Begin

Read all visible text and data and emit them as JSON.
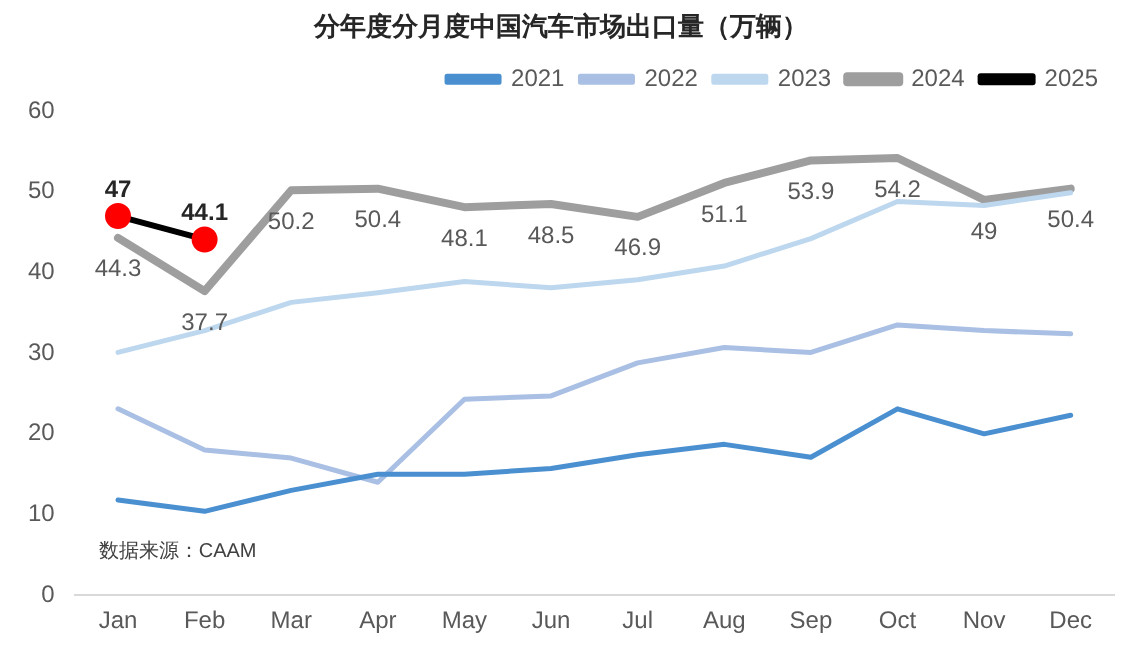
{
  "chart_data": {
    "type": "line",
    "title": "分年度分月度中国汽车市场出口量（万辆）",
    "categories": [
      "Jan",
      "Feb",
      "Mar",
      "Apr",
      "May",
      "Jun",
      "Jul",
      "Aug",
      "Sep",
      "Oct",
      "Nov",
      "Dec"
    ],
    "series": [
      {
        "name": "2021",
        "color": "#4a8fd0",
        "values": [
          11.8,
          10.4,
          13.0,
          15.0,
          15.0,
          15.7,
          17.4,
          18.7,
          17.1,
          23.1,
          20.0,
          22.3
        ]
      },
      {
        "name": "2022",
        "color": "#a9bfe3",
        "values": [
          23.1,
          18.0,
          17.0,
          14.0,
          24.3,
          24.7,
          28.8,
          30.7,
          30.1,
          33.5,
          32.8,
          32.4
        ]
      },
      {
        "name": "2023",
        "color": "#bdd7ee",
        "values": [
          30.1,
          32.8,
          36.3,
          37.5,
          38.9,
          38.1,
          39.1,
          40.8,
          44.2,
          48.8,
          48.3,
          49.9
        ]
      },
      {
        "name": "2024",
        "color": "#9e9e9e",
        "values": [
          44.3,
          37.7,
          50.2,
          50.4,
          48.1,
          48.5,
          46.9,
          51.1,
          53.9,
          54.2,
          49,
          50.4
        ],
        "value_labels": [
          "44.3",
          "37.7",
          "50.2",
          "50.4",
          "48.1",
          "48.5",
          "46.9",
          "51.1",
          "53.9",
          "54.2",
          "49",
          "50.4"
        ]
      },
      {
        "name": "2025",
        "color": "#000000",
        "marker": "circle",
        "values": [
          47,
          44.1,
          null,
          null,
          null,
          null,
          null,
          null,
          null,
          null,
          null,
          null
        ],
        "value_labels": [
          "47",
          "44.1",
          null,
          null,
          null,
          null,
          null,
          null,
          null,
          null,
          null,
          null
        ]
      }
    ],
    "ylim": [
      0,
      60
    ],
    "yticks": [
      0,
      10,
      20,
      30,
      40,
      50,
      60
    ],
    "grid": false,
    "legend": "top",
    "annotations": [
      "数据来源：CAAM"
    ]
  }
}
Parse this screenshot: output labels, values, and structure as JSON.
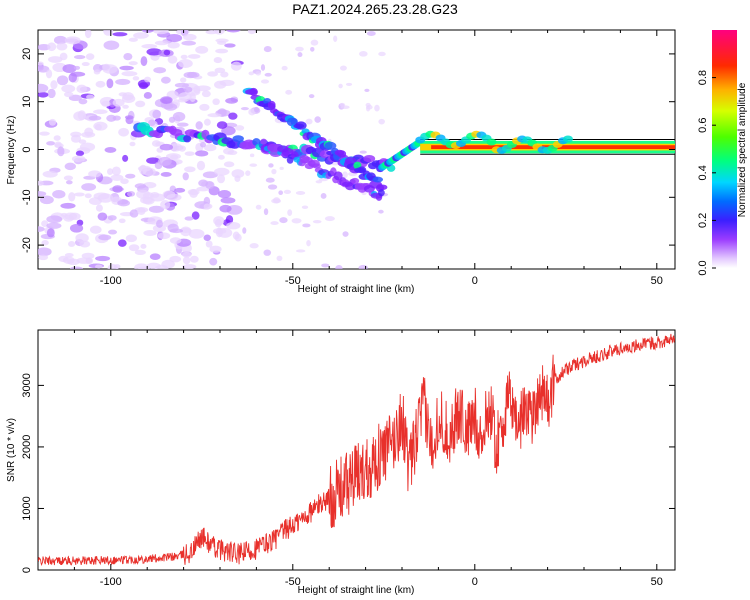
{
  "title": "PAZ1.2024.265.23.28.G23",
  "chart_data": [
    {
      "type": "heatmap",
      "xlabel": "Height of straight line (km)",
      "ylabel": "Frequency (Hz)",
      "xlim": [
        -120,
        55
      ],
      "ylim": [
        -25,
        25
      ],
      "xticks": [
        -100,
        -50,
        0,
        50
      ],
      "yticks": [
        -20,
        -10,
        0,
        10,
        20
      ],
      "colorbar": {
        "label": "Normalized spectral amplitude",
        "range": [
          0.0,
          1.0
        ],
        "ticks": [
          0.0,
          0.2,
          0.4,
          0.6,
          0.8
        ]
      },
      "grid": false
    },
    {
      "type": "line",
      "xlabel": "Height of straight line (km)",
      "ylabel": "SNR (10 * v/v)",
      "xlim": [
        -120,
        55
      ],
      "ylim": [
        0,
        3900
      ],
      "xticks": [
        -100,
        -50,
        0,
        50
      ],
      "yticks": [
        0,
        1000,
        2000,
        3000
      ],
      "series_color": "#e8302b",
      "series": [
        {
          "x": [
            -120,
            -110,
            -100,
            -90,
            -82,
            -78,
            -75,
            -72,
            -68,
            -65,
            -60,
            -55,
            -52,
            -48,
            -45,
            -42,
            -38,
            -35,
            -32,
            -29,
            -26,
            -22,
            -20,
            -18,
            -16,
            -14,
            -12,
            -10,
            -7,
            -4,
            -2,
            0,
            2,
            4,
            6,
            8,
            10,
            12,
            14,
            16,
            18,
            20,
            22,
            25,
            28,
            30,
            35,
            40,
            45,
            50,
            55
          ],
          "y": [
            150,
            150,
            160,
            180,
            220,
            280,
            550,
            380,
            300,
            250,
            350,
            500,
            650,
            800,
            950,
            1100,
            1250,
            1400,
            1550,
            1700,
            1850,
            2100,
            2500,
            1600,
            2200,
            2700,
            2000,
            2500,
            2200,
            2600,
            2200,
            2500,
            2100,
            2700,
            2000,
            2500,
            2800,
            2300,
            2700,
            2500,
            3000,
            2700,
            3100,
            3250,
            3350,
            3400,
            3500,
            3600,
            3650,
            3700,
            3750
          ]
        }
      ],
      "grid": false
    }
  ]
}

End

REQUIREMENTS —
Collect the lines that hold "title".

RIGHT ANSWER —
    "title": "分年度分月度中国汽车市场出口量（万辆）",
  "title": "PAZ1.2024.265.23.28.G23",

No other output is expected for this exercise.